## What is needed:
Print each line of the listing once more, precisely as given.

## Data records:
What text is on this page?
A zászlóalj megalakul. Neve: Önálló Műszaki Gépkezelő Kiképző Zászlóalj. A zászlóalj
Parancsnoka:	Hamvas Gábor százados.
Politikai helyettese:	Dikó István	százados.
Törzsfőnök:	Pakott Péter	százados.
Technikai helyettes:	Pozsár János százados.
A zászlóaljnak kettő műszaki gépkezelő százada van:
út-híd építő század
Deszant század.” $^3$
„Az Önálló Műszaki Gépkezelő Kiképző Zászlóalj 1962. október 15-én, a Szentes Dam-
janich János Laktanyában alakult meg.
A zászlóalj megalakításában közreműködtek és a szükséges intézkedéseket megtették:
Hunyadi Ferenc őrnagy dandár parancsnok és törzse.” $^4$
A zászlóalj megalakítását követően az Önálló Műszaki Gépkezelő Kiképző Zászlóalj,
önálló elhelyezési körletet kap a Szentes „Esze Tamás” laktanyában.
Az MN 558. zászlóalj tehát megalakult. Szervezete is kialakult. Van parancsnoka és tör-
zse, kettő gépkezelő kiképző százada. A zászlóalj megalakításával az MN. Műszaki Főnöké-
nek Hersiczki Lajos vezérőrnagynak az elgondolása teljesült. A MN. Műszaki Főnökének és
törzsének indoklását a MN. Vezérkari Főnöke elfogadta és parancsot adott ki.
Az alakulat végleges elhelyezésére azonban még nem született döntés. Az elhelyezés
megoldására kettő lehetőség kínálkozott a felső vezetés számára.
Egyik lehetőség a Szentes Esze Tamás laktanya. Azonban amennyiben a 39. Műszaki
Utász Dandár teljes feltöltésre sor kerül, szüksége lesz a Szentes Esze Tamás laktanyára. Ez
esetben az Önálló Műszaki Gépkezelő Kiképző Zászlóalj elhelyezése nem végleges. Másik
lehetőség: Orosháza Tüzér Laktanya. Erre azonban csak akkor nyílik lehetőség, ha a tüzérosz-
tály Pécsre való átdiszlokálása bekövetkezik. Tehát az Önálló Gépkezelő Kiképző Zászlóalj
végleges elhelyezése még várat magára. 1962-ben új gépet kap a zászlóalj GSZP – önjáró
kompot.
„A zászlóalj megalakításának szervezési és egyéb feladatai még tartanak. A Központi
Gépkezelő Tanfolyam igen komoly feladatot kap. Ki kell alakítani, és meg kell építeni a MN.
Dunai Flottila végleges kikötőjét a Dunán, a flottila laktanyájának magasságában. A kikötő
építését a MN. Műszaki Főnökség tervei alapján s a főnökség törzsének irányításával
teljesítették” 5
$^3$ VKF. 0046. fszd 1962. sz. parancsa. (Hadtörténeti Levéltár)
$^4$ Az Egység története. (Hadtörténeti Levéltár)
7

## Answer below:
What text is on this page?
A zászlóalj megalakul. Neve: Önálló Műszaki Gépkezelő Kiképző Zászlóalj. A zászlóalj
Parancsnoka:	Hamvas Gábor százados.
Politikai helyettese:	Dikó István	százados.
Törzsfőnök:	Pakott Péter	százados.
Technikai helyettes:	Pozsár János százados.
A zászlóaljnak kettő műszaki gépkezelő százada van:
út-híd építő század
Deszant század.” $^3$
„Az Önálló Műszaki Gépkezelő Kiképző Zászlóalj 1962. október 15-én, a Szentes Dam-
janich János Laktanyában alakult meg.
A zászlóalj megalakításában közreműködtek és a szükséges intézkedéseket megtették:
Hunyadi Ferenc őrnagy dandár parancsnok és törzse.” $^4$
A zászlóalj megalakítását követően az Önálló Műszaki Gépkezelő Kiképző Zászlóalj,
önálló elhelyezési körletet kap a Szentes „Esze Tamás” laktanyában.
Az MN 558. zászlóalj tehát megalakult. Szervezete is kialakult. Van parancsnoka és tör-
zse, kettő gépkezelő kiképző százada. A zászlóalj megalakításával az MN. Műszaki Főnöké-
nek Hersiczki Lajos vezérőrnagynak az elgondolása teljesült. A MN. Műszaki Főnökének és
törzsének indoklását a MN. Vezérkari Főnöke elfogadta és parancsot adott ki.
Az alakulat végleges elhelyezésére azonban még nem született döntés. Az elhelyezés
megoldására kettő lehetőség kínálkozott a felső vezetés számára.
Egyik lehetőség a Szentes Esze Tamás laktanya. Azonban amennyiben a 39. Műszaki
Utász Dandár teljes feltöltésre sor kerül, szüksége lesz a Szentes Esze Tamás laktanyára. Ez
esetben az Önálló Műszaki Gépkezelő Kiképző Zászlóalj elhelyezése nem végleges. Másik
lehetőség: Orosháza Tüzér Laktanya. Erre azonban csak akkor nyílik lehetőség, ha a tüzérosz-
tály Pécsre való átdiszlokálása bekövetkezik. Tehát az Önálló Gépkezelő Kiképző Zászlóalj
végleges elhelyezése még várat magára. 1962-ben új gépet kap a zászlóalj GSZP – önjáró
kompot.
„A zászlóalj megalakításának szervezési és egyéb feladatai még tartanak. A Központi
Gépkezelő Tanfolyam igen komoly feladatot kap. Ki kell alakítani, és meg kell építeni a MN.
Dunai Flottila végleges kikötőjét a Dunán, a flottila laktanyájának magasságában. A kikötő
építését a MN. Műszaki Főnökség tervei alapján s a főnökség törzsének irányításával
teljesítették” 5
$^3$ VKF. 0046. fszd 1962. sz. parancsa. (Hadtörténeti Levéltár)
$^4$ Az Egység története. (Hadtörténeti Levéltár)
7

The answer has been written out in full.